Stored data entries:
□ □ □ □ □
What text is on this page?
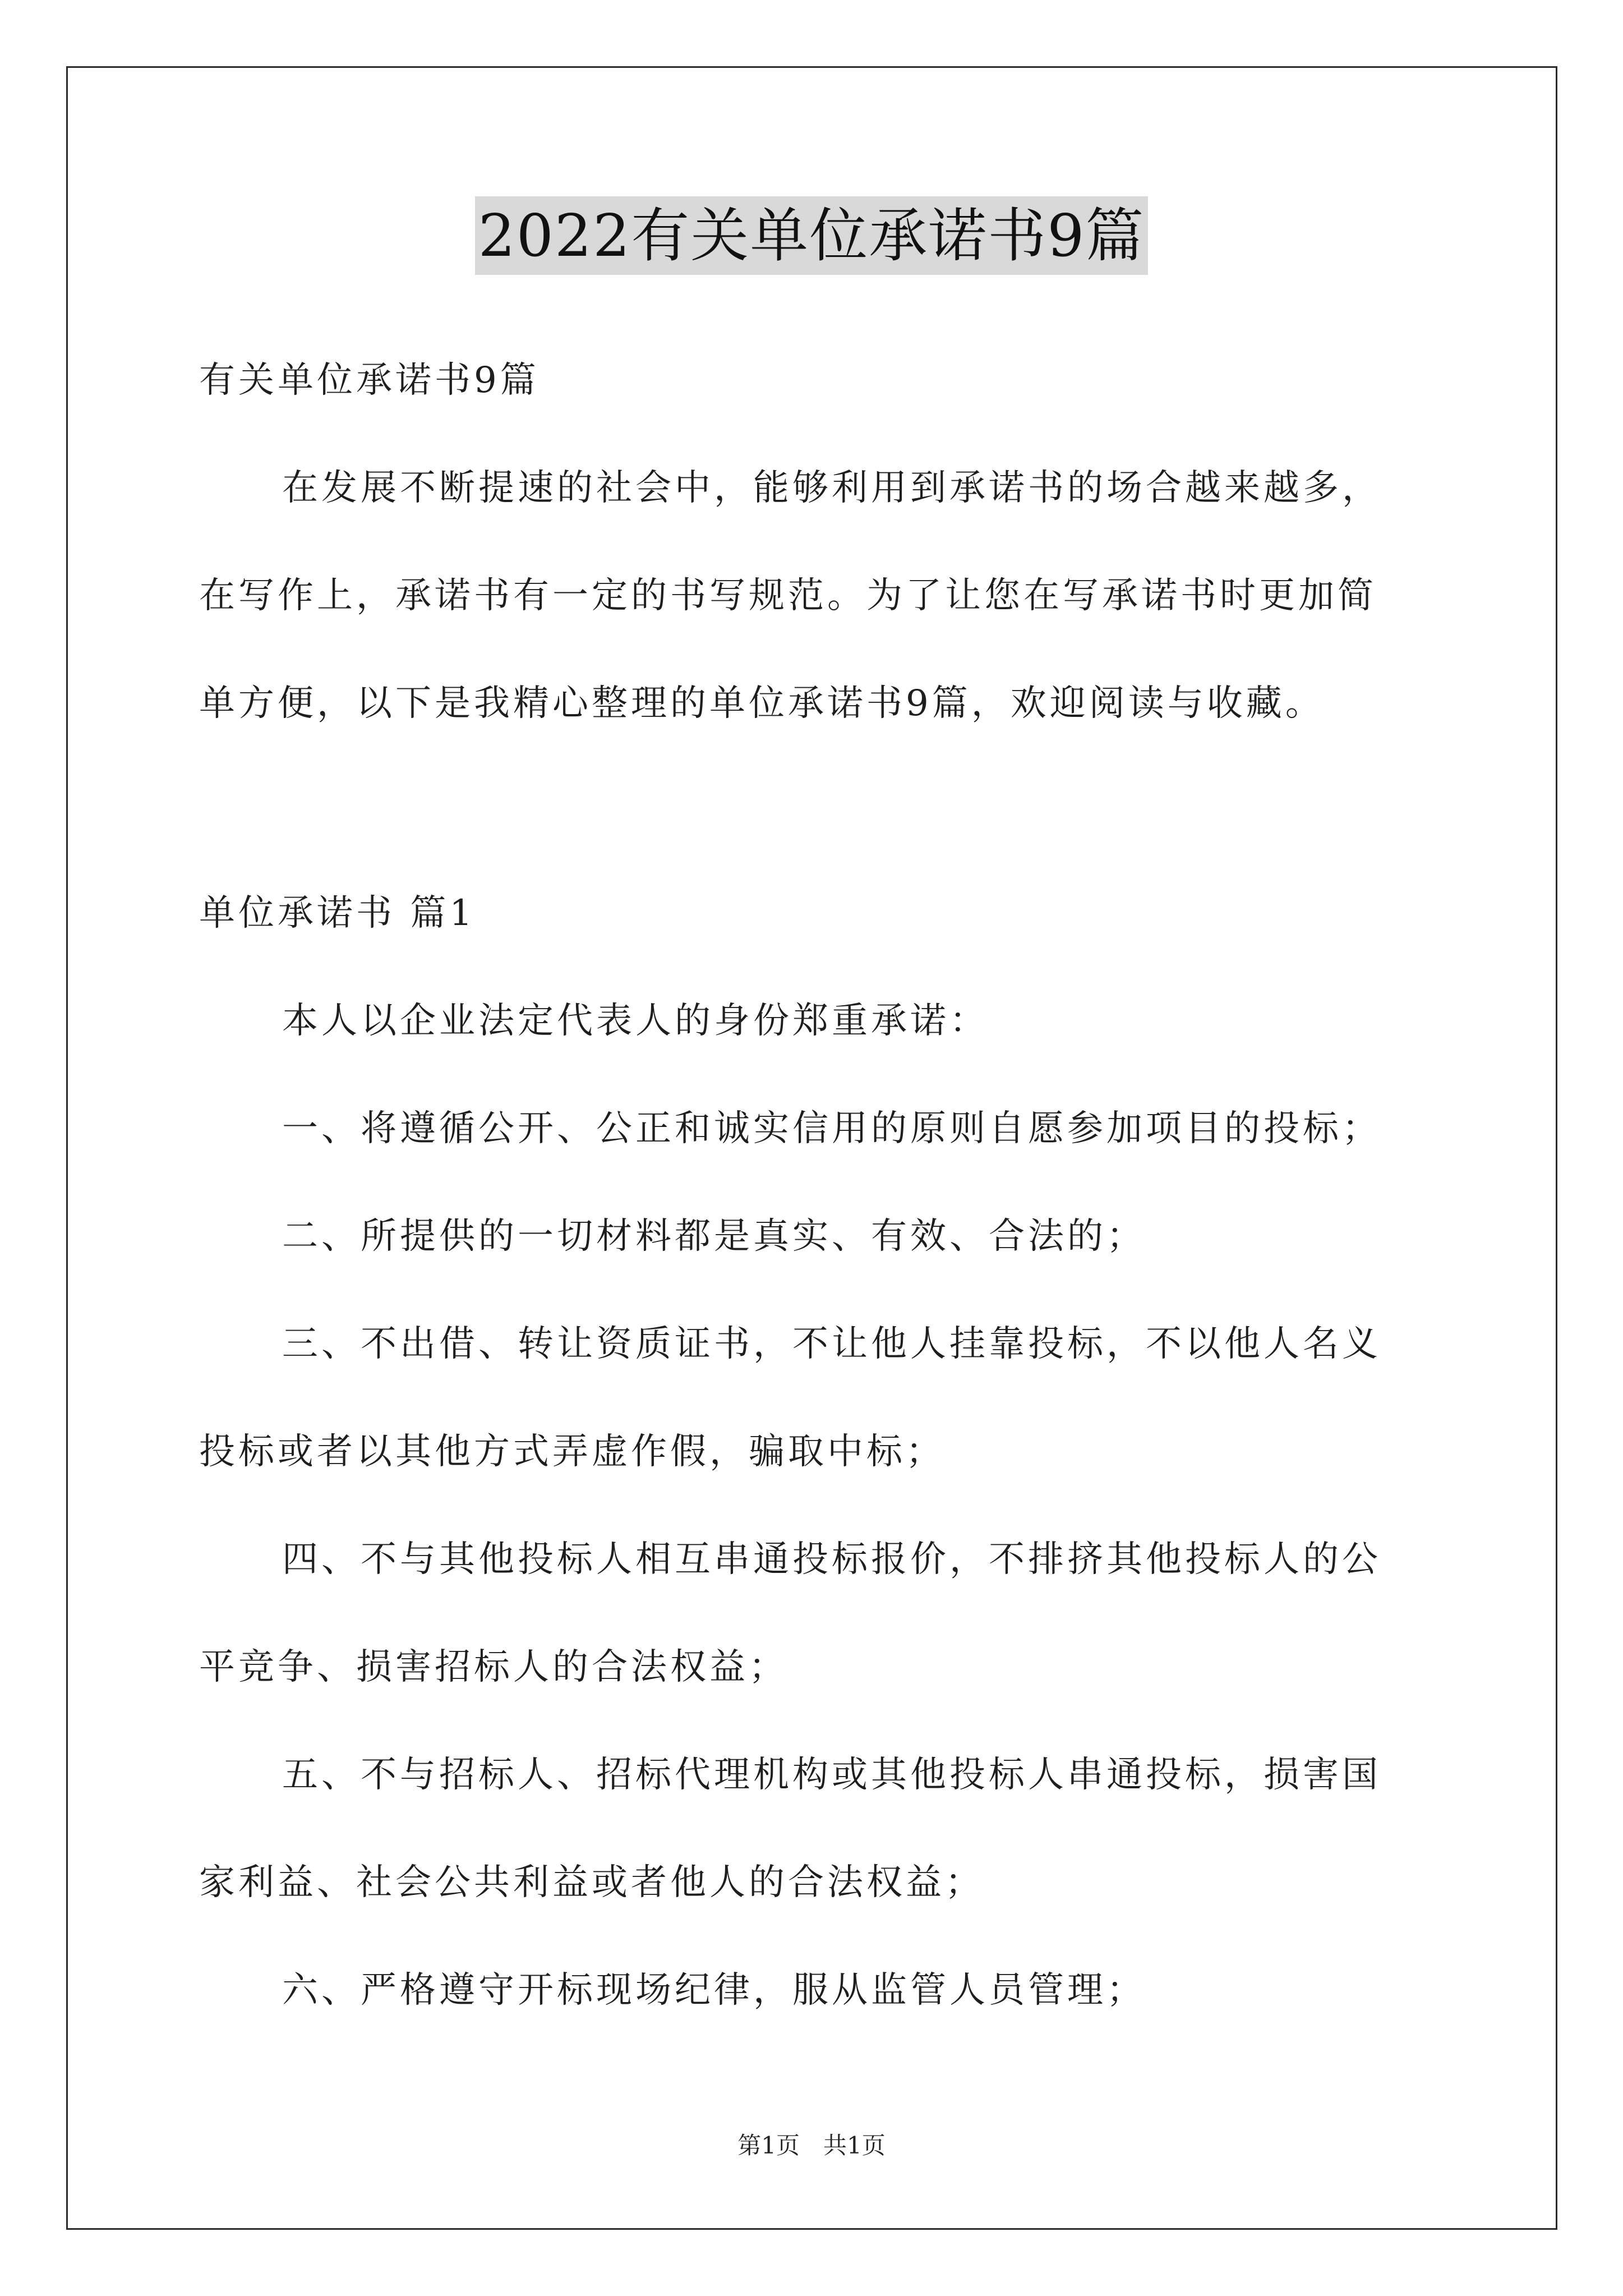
2022有关单位承诺书9篇
有关单位承诺书9篇
在发展不断提速的社会中，能够利用到承诺书的场合越来越多，
在写作上，承诺书有一定的书写规范。为了让您在写承诺书时更加简
单方便，以下是我精心整理的单位承诺书9篇，欢迎阅读与收藏。
单位承诺书 篇1
本人以企业法定代表人的身份郑重承诺：
一、将遵循公开、公正和诚实信用的原则自愿参加项目的投标；
二、所提供的一切材料都是真实、有效、合法的；
三、不出借、转让资质证书，不让他人挂靠投标，不以他人名义
投标或者以其他方式弄虚作假，骗取中标；
四、不与其他投标人相互串通投标报价，不排挤其他投标人的公
平竞争、损害招标人的合法权益；
五、不与招标人、招标代理机构或其他投标人串通投标，损害国
家利益、社会公共利益或者他人的合法权益；
六、严格遵守开标现场纪律，服从监管人员管理；
第1页 共1页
□ □ □ □ □
Quote every entry exactly, with the pictures omitted.

What text is on this page?
2022有关单位承诺书9篇
有关单位承诺书9篇
在发展不断提速的社会中，能够利用到承诺书的场合越来越多，
在写作上，承诺书有一定的书写规范。为了让您在写承诺书时更加简
单方便，以下是我精心整理的单位承诺书9篇，欢迎阅读与收藏。
单位承诺书 篇1
本人以企业法定代表人的身份郑重承诺：
一、将遵循公开、公正和诚实信用的原则自愿参加项目的投标；
二、所提供的一切材料都是真实、有效、合法的；
三、不出借、转让资质证书，不让他人挂靠投标，不以他人名义
投标或者以其他方式弄虚作假，骗取中标；
四、不与其他投标人相互串通投标报价，不排挤其他投标人的公
平竞争、损害招标人的合法权益；
五、不与招标人、招标代理机构或其他投标人串通投标，损害国
家利益、社会公共利益或者他人的合法权益；
六、严格遵守开标现场纪律，服从监管人员管理；
第1页 共1页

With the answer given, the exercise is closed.